**Your goal**. Look through the data below and work out how many lines contain the string "XXXX". Give the number alone.

**Data excerpts**.
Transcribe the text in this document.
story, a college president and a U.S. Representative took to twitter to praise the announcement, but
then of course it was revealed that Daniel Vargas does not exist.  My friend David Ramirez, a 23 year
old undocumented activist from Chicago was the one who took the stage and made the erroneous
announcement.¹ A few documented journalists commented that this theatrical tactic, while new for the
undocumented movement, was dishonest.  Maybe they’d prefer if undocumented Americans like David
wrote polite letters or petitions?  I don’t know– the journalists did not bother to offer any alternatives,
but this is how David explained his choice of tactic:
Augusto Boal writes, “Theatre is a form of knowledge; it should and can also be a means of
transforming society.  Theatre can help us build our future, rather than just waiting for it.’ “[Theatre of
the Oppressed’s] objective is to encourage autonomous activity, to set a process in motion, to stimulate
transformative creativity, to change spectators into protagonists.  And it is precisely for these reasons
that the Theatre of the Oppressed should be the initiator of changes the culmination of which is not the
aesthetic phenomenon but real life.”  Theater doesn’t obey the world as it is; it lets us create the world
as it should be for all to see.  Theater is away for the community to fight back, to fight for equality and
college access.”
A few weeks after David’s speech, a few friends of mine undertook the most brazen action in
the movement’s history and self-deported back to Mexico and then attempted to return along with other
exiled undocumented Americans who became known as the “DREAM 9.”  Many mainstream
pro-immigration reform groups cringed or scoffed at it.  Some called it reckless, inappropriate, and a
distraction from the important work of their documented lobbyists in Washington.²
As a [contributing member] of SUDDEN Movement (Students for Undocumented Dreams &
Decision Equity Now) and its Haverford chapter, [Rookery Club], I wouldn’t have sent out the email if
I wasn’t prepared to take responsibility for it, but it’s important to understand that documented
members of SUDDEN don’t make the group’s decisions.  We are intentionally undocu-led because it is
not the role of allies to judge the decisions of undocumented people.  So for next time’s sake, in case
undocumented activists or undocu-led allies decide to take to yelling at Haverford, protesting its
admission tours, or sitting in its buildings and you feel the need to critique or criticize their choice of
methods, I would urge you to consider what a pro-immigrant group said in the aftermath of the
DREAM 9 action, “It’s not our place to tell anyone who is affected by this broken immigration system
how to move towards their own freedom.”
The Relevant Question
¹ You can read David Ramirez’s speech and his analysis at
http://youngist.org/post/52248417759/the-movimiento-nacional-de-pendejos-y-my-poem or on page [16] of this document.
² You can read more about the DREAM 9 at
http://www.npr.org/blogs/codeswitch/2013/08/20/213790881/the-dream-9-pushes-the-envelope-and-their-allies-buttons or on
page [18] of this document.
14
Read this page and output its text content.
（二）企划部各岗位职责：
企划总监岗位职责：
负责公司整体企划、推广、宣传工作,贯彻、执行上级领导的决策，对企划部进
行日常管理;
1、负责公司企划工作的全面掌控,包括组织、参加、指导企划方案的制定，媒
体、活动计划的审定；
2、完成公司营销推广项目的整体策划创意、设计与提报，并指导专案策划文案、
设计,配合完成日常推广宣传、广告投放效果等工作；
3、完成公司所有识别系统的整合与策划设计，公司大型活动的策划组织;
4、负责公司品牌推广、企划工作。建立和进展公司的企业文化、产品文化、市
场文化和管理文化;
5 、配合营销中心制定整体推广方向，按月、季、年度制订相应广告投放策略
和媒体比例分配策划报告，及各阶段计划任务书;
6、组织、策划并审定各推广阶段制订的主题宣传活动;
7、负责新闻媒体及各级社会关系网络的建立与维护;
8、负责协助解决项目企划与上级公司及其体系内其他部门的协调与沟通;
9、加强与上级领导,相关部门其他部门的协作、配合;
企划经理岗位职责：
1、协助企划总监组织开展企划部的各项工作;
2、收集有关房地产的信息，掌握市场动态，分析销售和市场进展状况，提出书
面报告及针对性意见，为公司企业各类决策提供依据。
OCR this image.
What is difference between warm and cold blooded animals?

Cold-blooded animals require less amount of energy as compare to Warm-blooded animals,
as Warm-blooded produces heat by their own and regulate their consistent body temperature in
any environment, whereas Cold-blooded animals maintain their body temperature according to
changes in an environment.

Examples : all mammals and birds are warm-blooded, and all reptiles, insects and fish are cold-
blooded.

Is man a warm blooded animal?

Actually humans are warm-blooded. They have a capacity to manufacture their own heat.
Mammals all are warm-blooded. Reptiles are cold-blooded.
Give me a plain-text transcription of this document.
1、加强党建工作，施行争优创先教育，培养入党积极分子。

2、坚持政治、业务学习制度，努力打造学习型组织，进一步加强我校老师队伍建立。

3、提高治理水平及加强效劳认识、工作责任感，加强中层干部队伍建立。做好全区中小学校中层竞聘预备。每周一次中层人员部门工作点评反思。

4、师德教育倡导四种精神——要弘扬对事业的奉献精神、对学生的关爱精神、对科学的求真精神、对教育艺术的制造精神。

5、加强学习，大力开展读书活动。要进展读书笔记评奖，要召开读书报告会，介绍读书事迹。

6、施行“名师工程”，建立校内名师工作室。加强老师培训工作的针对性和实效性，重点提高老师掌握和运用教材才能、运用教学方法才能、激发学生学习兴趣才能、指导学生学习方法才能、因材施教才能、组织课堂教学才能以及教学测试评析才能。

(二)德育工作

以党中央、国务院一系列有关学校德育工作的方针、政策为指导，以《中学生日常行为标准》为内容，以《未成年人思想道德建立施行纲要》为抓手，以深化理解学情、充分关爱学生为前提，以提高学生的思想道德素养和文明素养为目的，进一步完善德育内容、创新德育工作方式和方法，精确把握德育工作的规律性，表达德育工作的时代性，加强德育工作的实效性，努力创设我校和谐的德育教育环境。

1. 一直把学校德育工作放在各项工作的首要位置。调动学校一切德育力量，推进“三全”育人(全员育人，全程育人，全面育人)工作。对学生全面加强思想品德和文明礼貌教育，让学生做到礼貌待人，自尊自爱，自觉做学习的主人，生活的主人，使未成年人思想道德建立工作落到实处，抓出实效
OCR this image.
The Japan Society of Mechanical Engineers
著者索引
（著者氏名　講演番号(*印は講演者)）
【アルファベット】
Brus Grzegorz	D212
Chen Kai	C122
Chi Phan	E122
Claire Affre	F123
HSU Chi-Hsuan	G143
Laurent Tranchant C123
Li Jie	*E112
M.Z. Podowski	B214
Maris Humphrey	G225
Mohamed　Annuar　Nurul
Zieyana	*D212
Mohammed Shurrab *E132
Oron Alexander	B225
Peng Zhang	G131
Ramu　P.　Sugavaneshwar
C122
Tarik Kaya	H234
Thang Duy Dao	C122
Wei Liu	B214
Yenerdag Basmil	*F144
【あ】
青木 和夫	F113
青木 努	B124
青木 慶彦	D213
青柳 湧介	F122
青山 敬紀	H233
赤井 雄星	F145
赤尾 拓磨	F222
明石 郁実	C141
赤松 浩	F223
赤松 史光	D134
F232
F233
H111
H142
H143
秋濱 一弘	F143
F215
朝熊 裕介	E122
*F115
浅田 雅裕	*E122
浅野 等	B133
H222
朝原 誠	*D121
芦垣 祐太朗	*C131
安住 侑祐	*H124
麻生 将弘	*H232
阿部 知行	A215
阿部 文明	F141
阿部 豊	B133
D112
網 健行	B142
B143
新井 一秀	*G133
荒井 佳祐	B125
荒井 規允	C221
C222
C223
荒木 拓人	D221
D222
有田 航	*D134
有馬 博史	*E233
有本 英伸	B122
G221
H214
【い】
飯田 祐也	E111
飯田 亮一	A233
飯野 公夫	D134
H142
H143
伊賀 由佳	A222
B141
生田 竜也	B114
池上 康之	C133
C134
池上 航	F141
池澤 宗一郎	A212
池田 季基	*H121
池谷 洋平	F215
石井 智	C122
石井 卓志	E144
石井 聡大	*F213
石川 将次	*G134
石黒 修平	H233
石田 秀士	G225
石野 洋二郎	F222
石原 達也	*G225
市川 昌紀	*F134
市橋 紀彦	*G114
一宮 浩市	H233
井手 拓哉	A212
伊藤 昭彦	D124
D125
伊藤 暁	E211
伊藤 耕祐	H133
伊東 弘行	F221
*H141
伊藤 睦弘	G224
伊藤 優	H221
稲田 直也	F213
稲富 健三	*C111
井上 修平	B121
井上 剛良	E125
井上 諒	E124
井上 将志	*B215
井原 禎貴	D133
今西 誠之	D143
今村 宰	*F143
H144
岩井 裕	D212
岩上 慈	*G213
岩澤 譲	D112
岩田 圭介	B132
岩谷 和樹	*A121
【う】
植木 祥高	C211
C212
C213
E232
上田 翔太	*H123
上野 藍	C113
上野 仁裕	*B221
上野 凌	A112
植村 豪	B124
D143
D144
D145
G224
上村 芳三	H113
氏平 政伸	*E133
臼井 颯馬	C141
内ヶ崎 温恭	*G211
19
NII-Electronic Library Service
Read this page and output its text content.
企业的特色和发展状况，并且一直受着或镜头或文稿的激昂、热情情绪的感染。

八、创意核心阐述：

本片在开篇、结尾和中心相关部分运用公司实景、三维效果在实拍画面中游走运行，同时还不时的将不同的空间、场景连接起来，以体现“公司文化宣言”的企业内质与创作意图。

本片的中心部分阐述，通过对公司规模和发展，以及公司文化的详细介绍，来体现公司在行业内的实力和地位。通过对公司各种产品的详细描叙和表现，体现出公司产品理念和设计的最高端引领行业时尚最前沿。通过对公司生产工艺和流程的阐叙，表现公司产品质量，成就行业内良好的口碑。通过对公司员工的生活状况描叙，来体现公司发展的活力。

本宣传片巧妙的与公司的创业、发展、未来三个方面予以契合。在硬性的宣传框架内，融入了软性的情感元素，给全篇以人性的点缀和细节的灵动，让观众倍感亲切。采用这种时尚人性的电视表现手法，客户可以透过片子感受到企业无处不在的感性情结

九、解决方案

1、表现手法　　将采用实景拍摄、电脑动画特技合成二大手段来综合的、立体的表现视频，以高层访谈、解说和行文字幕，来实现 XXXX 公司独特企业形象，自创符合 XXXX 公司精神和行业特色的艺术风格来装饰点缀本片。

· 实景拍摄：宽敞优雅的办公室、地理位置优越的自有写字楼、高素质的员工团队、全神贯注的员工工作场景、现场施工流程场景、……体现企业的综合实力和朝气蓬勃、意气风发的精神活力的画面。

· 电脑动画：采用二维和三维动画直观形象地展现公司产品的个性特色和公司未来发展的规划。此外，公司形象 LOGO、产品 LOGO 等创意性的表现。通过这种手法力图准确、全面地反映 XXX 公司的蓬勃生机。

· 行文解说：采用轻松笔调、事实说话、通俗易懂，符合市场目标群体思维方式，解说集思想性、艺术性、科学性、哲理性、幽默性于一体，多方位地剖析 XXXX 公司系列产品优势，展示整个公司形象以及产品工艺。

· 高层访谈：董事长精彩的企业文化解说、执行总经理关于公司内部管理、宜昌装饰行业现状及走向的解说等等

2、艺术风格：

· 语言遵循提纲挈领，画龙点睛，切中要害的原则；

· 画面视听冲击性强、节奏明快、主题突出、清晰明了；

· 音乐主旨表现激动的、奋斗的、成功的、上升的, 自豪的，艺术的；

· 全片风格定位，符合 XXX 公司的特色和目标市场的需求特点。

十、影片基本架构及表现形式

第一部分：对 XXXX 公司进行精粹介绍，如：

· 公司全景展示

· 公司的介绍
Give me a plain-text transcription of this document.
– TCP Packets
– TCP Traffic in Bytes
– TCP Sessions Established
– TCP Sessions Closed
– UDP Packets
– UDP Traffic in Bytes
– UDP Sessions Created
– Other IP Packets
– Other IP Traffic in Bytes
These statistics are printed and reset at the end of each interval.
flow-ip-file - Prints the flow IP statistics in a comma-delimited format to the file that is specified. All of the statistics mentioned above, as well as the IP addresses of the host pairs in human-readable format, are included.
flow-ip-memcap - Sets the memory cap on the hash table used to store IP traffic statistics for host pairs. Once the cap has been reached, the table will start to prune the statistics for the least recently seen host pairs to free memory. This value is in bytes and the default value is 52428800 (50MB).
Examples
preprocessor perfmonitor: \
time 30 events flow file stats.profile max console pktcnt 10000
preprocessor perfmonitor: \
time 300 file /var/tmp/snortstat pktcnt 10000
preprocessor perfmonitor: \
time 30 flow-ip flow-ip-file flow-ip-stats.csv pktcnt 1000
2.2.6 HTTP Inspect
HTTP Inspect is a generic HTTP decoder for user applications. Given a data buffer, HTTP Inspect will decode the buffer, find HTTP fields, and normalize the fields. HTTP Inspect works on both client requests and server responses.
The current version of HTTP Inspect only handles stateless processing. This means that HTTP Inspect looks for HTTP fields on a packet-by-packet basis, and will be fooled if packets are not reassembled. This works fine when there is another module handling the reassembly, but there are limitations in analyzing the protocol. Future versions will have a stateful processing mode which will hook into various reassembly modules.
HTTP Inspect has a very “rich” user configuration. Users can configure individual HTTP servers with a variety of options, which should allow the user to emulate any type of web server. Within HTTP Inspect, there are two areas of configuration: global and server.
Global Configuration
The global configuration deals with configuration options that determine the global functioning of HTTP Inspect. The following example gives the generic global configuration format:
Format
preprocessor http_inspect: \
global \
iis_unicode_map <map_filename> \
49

**Output for this exercise**. 3